■ Material provided ■
--

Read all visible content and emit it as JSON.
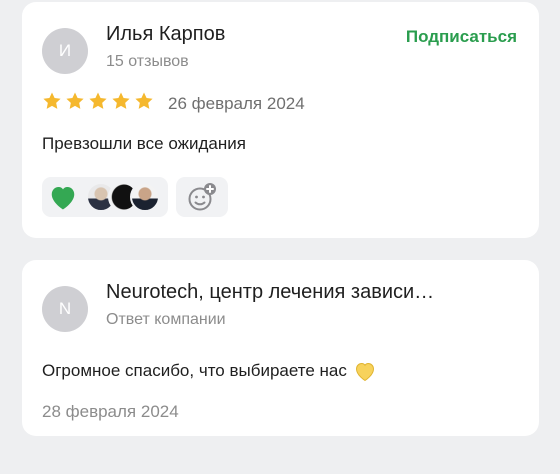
{
  "review": {
    "avatar_letter": "И",
    "author": "Илья Карпов",
    "reviews_count": "15 отзывов",
    "subscribe_label": "Подписаться",
    "rating": 5,
    "date": "26 февраля 2024",
    "text": "Превзошли все ожидания",
    "colors": {
      "star": "#f5b82e",
      "subscribe": "#2a9d4e",
      "heart": "#34a853"
    }
  },
  "reply": {
    "avatar_letter": "N",
    "company": "Neurotech, центр лечения зависи…",
    "label": "Ответ компании",
    "text": "Огромное спасибо, что выбираете нас",
    "emoji": "yellow-heart-icon",
    "date": "28 февраля 2024"
  }
}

--

■ Required work ■
Quote each line of the listing exactly, but leave the pictures out.

■ Full response ■
Read all visible content and emit it as JSON.
{
  "review": {
    "avatar_letter": "И",
    "author": "Илья Карпов",
    "reviews_count": "15 отзывов",
    "subscribe_label": "Подписаться",
    "rating": 5,
    "date": "26 февраля 2024",
    "text": "Превзошли все ожидания",
    "colors": {
      "star": "#f5b82e",
      "subscribe": "#2a9d4e",
      "heart": "#34a853"
    }
  },
  "reply": {
    "avatar_letter": "N",
    "company": "Neurotech, центр лечения зависи…",
    "label": "Ответ компании",
    "text": "Огромное спасибо, что выбираете нас",
    "emoji": "yellow-heart-icon",
    "date": "28 февраля 2024"
  }
}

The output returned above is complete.